_Direction_:
Rewrite everything in the Helio Vera text from "He was an active" down to "and other stories).", using "banner" in place of "flag".

_Supplied text_:
Helio Vera was a Paraguayan writer, lawyer and journalist. He was columnist of the ABC Color Journal of Asunción and published many stories and novels in his entire career.

His life 

Helio Vera worked as a reporter in the first years of ABC Color and after working on other media he reincorporated as columnist and editorialist. His first attempt in the literary world was in the 1980s with essays and criticism and hilarious stories about the Paraguayan culture. He earned a well-disserved prestige by his talent and his distinctive style. In his work he used a direct language and was distinguished with many awards as the "El Lector" Prize to the best literary work in 1984 for "Angola y otros Cuentos" (Angola and other stories); the first place in the 5th Centenary Essay Contest in 1988 organized by the Ibero-American Cooperation Institute and the Embassy of Spain, for the Essay "Teoría y Práctica de la Paraguayología" (Theory and Practice of the Paraguayanology); and the first prize in the "Néstor Romero Valdovinos" Story Contest in 1992.

He was an active member of the Revolutionary Febrerista Party, full member of the International Socialist, even his grave had the flag of his party on top. His picture also is in the gallery of illustrate Februarists in the Martyrs of the Februarism Hall.

Work

Awards 

 "El Lector" Prize to the best literary work in 1984, for Angola y otros Cuentos (Angola and other stories).

Records in a dataset:
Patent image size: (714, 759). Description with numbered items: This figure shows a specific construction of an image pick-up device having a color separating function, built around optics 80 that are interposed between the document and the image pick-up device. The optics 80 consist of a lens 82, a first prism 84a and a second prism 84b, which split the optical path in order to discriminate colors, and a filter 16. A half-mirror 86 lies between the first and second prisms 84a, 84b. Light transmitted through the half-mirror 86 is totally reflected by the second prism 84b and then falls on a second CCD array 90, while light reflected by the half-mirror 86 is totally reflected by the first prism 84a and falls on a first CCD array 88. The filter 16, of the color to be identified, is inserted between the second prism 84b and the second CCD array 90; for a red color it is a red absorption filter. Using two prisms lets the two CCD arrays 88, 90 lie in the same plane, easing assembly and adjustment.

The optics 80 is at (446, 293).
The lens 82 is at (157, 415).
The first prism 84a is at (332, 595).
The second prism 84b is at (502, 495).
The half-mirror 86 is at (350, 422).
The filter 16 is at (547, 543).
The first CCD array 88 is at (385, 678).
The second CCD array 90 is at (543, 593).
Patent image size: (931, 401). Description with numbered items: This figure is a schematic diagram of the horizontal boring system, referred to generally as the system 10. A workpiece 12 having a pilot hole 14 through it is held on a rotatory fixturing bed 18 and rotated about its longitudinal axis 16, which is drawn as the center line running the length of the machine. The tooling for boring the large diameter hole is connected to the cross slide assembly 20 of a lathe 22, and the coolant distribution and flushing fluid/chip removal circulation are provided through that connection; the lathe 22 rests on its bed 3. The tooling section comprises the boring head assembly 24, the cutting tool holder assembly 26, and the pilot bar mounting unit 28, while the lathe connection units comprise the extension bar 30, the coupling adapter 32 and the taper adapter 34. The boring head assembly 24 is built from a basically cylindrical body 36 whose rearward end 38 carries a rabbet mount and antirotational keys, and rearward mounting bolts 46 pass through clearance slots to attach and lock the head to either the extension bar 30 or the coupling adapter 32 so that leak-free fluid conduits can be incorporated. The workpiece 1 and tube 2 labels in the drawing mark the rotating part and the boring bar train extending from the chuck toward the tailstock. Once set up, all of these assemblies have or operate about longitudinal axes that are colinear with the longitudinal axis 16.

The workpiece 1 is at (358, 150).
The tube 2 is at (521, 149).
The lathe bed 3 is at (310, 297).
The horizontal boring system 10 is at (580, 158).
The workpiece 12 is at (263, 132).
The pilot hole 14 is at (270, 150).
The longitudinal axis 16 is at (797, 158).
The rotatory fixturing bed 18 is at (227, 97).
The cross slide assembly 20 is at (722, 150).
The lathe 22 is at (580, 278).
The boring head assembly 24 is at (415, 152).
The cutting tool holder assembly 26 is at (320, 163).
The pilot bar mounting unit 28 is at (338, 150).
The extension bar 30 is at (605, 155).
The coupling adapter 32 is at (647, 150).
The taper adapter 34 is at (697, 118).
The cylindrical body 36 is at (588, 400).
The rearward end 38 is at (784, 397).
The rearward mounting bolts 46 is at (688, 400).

_Solution to this problem_:
He was an active member of the Revolutionary Febrerista Party, full member of the International Socialist, even his grave had the banner of his party on top. His picture also is in the gallery of illustrate Februarists in the Martyrs of the Februarism Hall.

Work

Awards 

 "El Lector" Prize to the best literary work in 1984, for Angola y otros Cuentos (Angola and other stories).